# Listed records
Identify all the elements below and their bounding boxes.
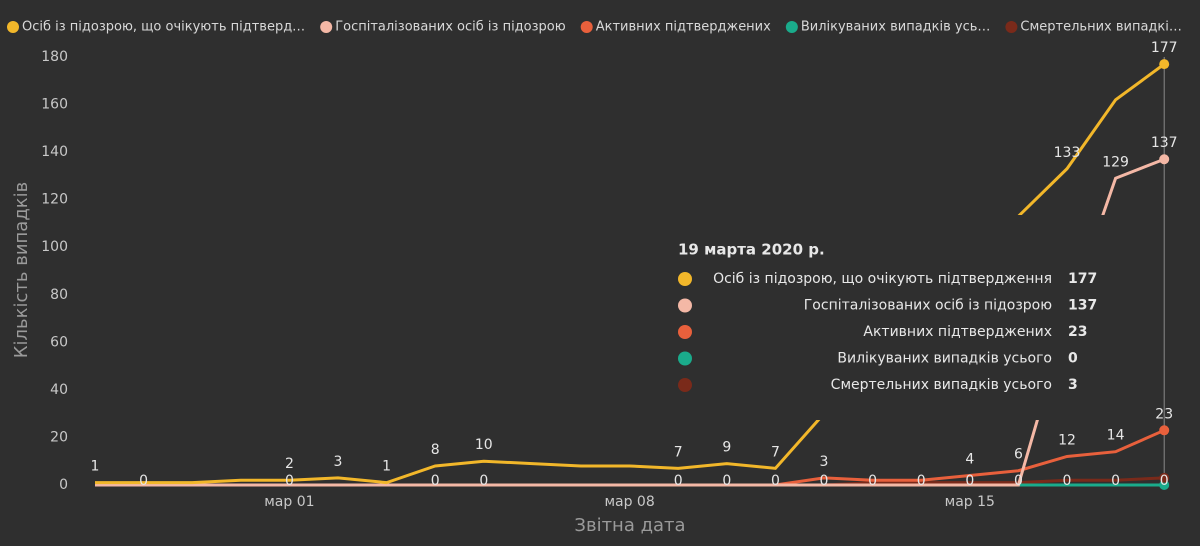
data-label: 129 [1102, 154, 1129, 170]
hover-point [1159, 472, 1170, 483]
data-label: 3 [334, 454, 343, 470]
tooltip-name: Смертельних випадків усього [831, 377, 1052, 393]
hover-point [1159, 425, 1170, 436]
y-tick-label: 120 [41, 192, 68, 208]
x-tick-label: мар 15 [945, 494, 995, 510]
data-label: 0 [1111, 473, 1120, 489]
y-tick-label: 40 [50, 382, 68, 398]
series-line [95, 428, 1165, 487]
data-label: 0 [965, 473, 974, 489]
data-label: 1 [91, 459, 100, 475]
y-tick-label: 160 [41, 97, 68, 113]
y-tick-label: 100 [41, 239, 68, 255]
data-label: 9 [722, 440, 731, 456]
legend-label: Вилікуваних випадків усь… [801, 20, 991, 35]
hover-point [1159, 154, 1170, 165]
data-label: 0 [285, 473, 294, 489]
tooltip-marker [678, 378, 692, 392]
legend-marker [785, 21, 798, 33]
data-label: 0 [771, 473, 780, 489]
legend-label: Активних підтверджених [596, 20, 771, 35]
data-label: 0 [674, 473, 683, 489]
data-label: 7 [771, 444, 780, 460]
data-label: 137 [1151, 135, 1178, 151]
y-tick-label: 180 [41, 49, 68, 65]
data-label: 177 [1151, 40, 1178, 56]
tooltip-value: 23 [1068, 324, 1087, 340]
tooltip-value: 177 [1068, 271, 1097, 287]
hover-point [1159, 480, 1170, 490]
legend-marker [320, 21, 333, 33]
data-label: 0 [722, 473, 731, 489]
y-axis-title: Кількість випадків [11, 182, 32, 359]
tooltip-value: 3 [1068, 377, 1078, 393]
data-label: 0 [431, 473, 440, 489]
data-label: 0 [820, 473, 829, 489]
tooltip-value: 137 [1068, 298, 1097, 314]
data-label: 0 [479, 473, 488, 489]
data-label: 12 [1058, 432, 1076, 448]
data-label: 4 [965, 451, 974, 467]
tooltip-title: 19 марта 2020 р. [678, 241, 825, 259]
legend-label: Госпіталізованих осіб із підозрою [335, 20, 566, 35]
data-label: 6 [1014, 447, 1023, 463]
data-label: 10 [475, 437, 493, 453]
data-label: 0 [1014, 473, 1023, 489]
legend-label: Смертельних випадкі… [1020, 20, 1181, 35]
legend-marker [7, 21, 19, 33]
data-label: 0 [139, 473, 148, 489]
y-tick-label: 140 [41, 144, 68, 160]
legend: Осіб із підозрою, що очікують підтверд… Г… [7, 20, 1182, 35]
legend-label: Осіб із підозрою, що очікують підтверд… [22, 20, 305, 35]
data-label: 3 [820, 454, 829, 470]
data-label: 23 [1155, 406, 1173, 422]
tooltip-marker [678, 325, 692, 339]
x-tick-label: мар 01 [264, 494, 314, 510]
data-label: 0 [1160, 473, 1169, 489]
x-tick-label: мар 08 [604, 494, 654, 510]
x-axis-title: Звітна дата [574, 515, 685, 536]
data-label: 8 [431, 442, 440, 458]
data-label: 14 [1107, 428, 1125, 444]
data-label: 2 [285, 456, 294, 472]
legend-marker [580, 21, 593, 33]
data-label: 133 [1054, 145, 1081, 161]
series-line [95, 157, 1165, 487]
data-label: 0 [1063, 473, 1072, 489]
legend-marker [1005, 21, 1018, 33]
y-tick-label: 80 [50, 287, 68, 303]
tooltip: 19 марта 2020 р. Осіб із підозрою, що очі… [678, 241, 1097, 393]
tooltip-marker [678, 272, 692, 286]
tooltip-box [665, 215, 1105, 420]
tooltip-name: Вилікуваних випадків усього [837, 351, 1052, 367]
data-label: 7 [674, 444, 683, 460]
tooltip-marker [678, 351, 692, 366]
data-label: 0 [868, 473, 877, 489]
tooltip-value: 0 [1068, 351, 1078, 367]
data-label: 0 [917, 473, 926, 489]
tooltip-name: Активних підтверджених [863, 324, 1052, 340]
tooltip-name: Осіб із підозрою, що очікують підтвердже… [713, 271, 1052, 287]
hover-point [1159, 59, 1170, 70]
y-tick-label: 60 [50, 334, 68, 350]
tooltip-name: Госпіталізованих осіб із підозрою [804, 298, 1052, 314]
y-tick-label: 20 [50, 429, 68, 445]
data-label: 1 [382, 459, 391, 475]
y-tick-label: 0 [59, 477, 68, 493]
tooltip-marker [678, 298, 692, 313]
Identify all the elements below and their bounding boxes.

# What the task requires
Recast all the items above as a Markdown table with the columns "Row" and "Line", giving each non-blank line its own numbered row. Leave the pictures out of the table.

# The result
| Row | Line |
|---|---|
| 1 | Identify all the elements below and their bounding boxes. |
| 2 | data-label: 129 [1102, 154, 1129, 170] |
| 3 | hover-point [1159, 472, 1170, 483] |
| 4 | data-label: 3 [334, 454, 343, 470] |
| 5 | tooltip-name: Смертельних випадків усього [831, 377, 1052, 393] |
| 6 | hover-point [1159, 425, 1170, 436] |
| 7 | y-tick-label: 120 [41, 192, 68, 208] |
| 8 | x-tick-label: мар 15 [945, 494, 995, 510] |
| 9 | data-label: 0 [1111, 473, 1120, 489] |
| 10 | y-tick-label: 40 [50, 382, 68, 398] |
| 11 | series-line [95, 428, 1165, 487] |
| 12 | data-label: 0 [965, 473, 974, 489] |
| 13 | data-label: 1 [91, 459, 100, 475] |
| 14 | y-tick-label: 160 [41, 97, 68, 113] |
| 15 | y-tick-label: 100 [41, 239, 68, 255] |
| 16 | data-label: 9 [722, 440, 731, 456] |
| 17 | legend-label: Вилікуваних випадків усь… [801, 20, 991, 35] |
| 18 | hover-point [1159, 154, 1170, 165] |
| 19 | data-label: 0 [285, 473, 294, 489] |
| 20 | tooltip-marker [678, 378, 692, 392] |
| 21 | legend-marker [785, 21, 798, 33] |
| 22 | data-label: 0 [771, 473, 780, 489] |
| 23 | legend-label: Активних підтверджених [596, 20, 771, 35] |
| 24 | data-label: 0 [674, 473, 683, 489] |
| 25 | data-label: 7 [771, 444, 780, 460] |
| 26 | data-label: 137 [1151, 135, 1178, 151] |
| 27 | y-tick-label: 180 [41, 49, 68, 65] |
| 28 | data-label: 177 [1151, 40, 1178, 56] |
| 29 | tooltip-value: 23 [1068, 324, 1087, 340] |
| 30 | tooltip-value: 177 [1068, 271, 1097, 287] |
| 31 | hover-point [1159, 480, 1170, 490] |
| 32 | legend-marker [320, 21, 333, 33] |
| 33 | data-label: 0 [722, 473, 731, 489] |
| 34 | y-axis-title: Кількість випадків [11, 182, 32, 359] |
| 35 | tooltip-value: 3 [1068, 377, 1078, 393] |
| 36 | data-label: 0 [431, 473, 440, 489] |
| 37 | data-label: 0 [820, 473, 829, 489] |
| 38 | tooltip-value: 137 [1068, 298, 1097, 314] |
| 39 | data-label: 0 [479, 473, 488, 489] |
| 40 | data-label: 12 [1058, 432, 1076, 448] |
| 41 | data-label: 4 [965, 451, 974, 467] |
| 42 | tooltip-title: 19 марта 2020 р. [678, 241, 825, 259] |
| 43 | legend-label: Госпіталізованих осіб із підозрою [335, 20, 566, 35] |
| 44 | data-label: 6 [1014, 447, 1023, 463] |
| 45 | data-label: 10 [475, 437, 493, 453] |
| 46 | data-label: 0 [1014, 473, 1023, 489] |
| 47 | legend-label: Смертельних випадкі… [1020, 20, 1181, 35] |
| 48 | legend-marker [7, 21, 19, 33] |
| 49 | data-label: 0 [139, 473, 148, 489] |
| 50 | y-tick-label: 140 [41, 144, 68, 160] |
| 51 | legend: Осіб із підозрою, що очікують підтверд… Г… [7, 20, 1182, 35] |
| 52 | legend-label: Осіб із підозрою, що очікують підтверд… [22, 20, 305, 35] |
| 53 | data-label: 3 [820, 454, 829, 470] |
| 54 | data-label: 23 [1155, 406, 1173, 422] |
| 55 | tooltip-marker [678, 325, 692, 339] |
| 56 | x-tick-label: мар 01 [264, 494, 314, 510] |
| 57 | data-label: 0 [1160, 473, 1169, 489] |
| 58 | x-tick-label: мар 08 [604, 494, 654, 510] |
| 59 | x-axis-title: Звітна дата [574, 515, 685, 536] |
| 60 | data-label: 8 [431, 442, 440, 458] |
| 61 | data-label: 14 [1107, 428, 1125, 444] |
| 62 | data-label: 2 [285, 456, 294, 472] |
| 63 | legend-marker [580, 21, 593, 33] |
| 64 | data-label: 133 [1054, 145, 1081, 161] |
| 65 | series-line [95, 157, 1165, 487] |
| 66 | data-label: 0 [1063, 473, 1072, 489] |
| 67 | legend-marker [1005, 21, 1018, 33] |
| 68 | y-tick-label: 80 [50, 287, 68, 303] |
| 69 | tooltip: 19 марта 2020 р. Осіб із підозрою, що очі… [678, 241, 1097, 393] |
| 70 | tooltip-marker [678, 272, 692, 286] |
| 71 | tooltip-box [665, 215, 1105, 420] |
| 72 | tooltip-name: Вилікуваних випадків усього [837, 351, 1052, 367] |
| 73 | data-label: 7 [674, 444, 683, 460] |
| 74 | tooltip-marker [678, 351, 692, 366] |
| 75 | data-label: 0 [868, 473, 877, 489] |
| 76 | tooltip-value: 0 [1068, 351, 1078, 367] |
| 77 | data-label: 0 [917, 473, 926, 489] |
| 78 | tooltip-name: Активних підтверджених [863, 324, 1052, 340] |
| 79 | tooltip-name: Осіб із підозрою, що очікують підтвердже… [713, 271, 1052, 287] |
| 80 | hover-point [1159, 59, 1170, 70] |
| 81 | y-tick-label: 60 [50, 334, 68, 350] |
| 82 | tooltip-name: Госпіталізованих осіб із підозрою [804, 298, 1052, 314] |
| 83 | y-tick-label: 20 [50, 429, 68, 445] |
| 84 | data-label: 1 [382, 459, 391, 475] |
| 85 | y-tick-label: 0 [59, 477, 68, 493] |
| 86 | tooltip-marker [678, 298, 692, 313] |
| 87 | Identify all the elements below and their bounding boxes. |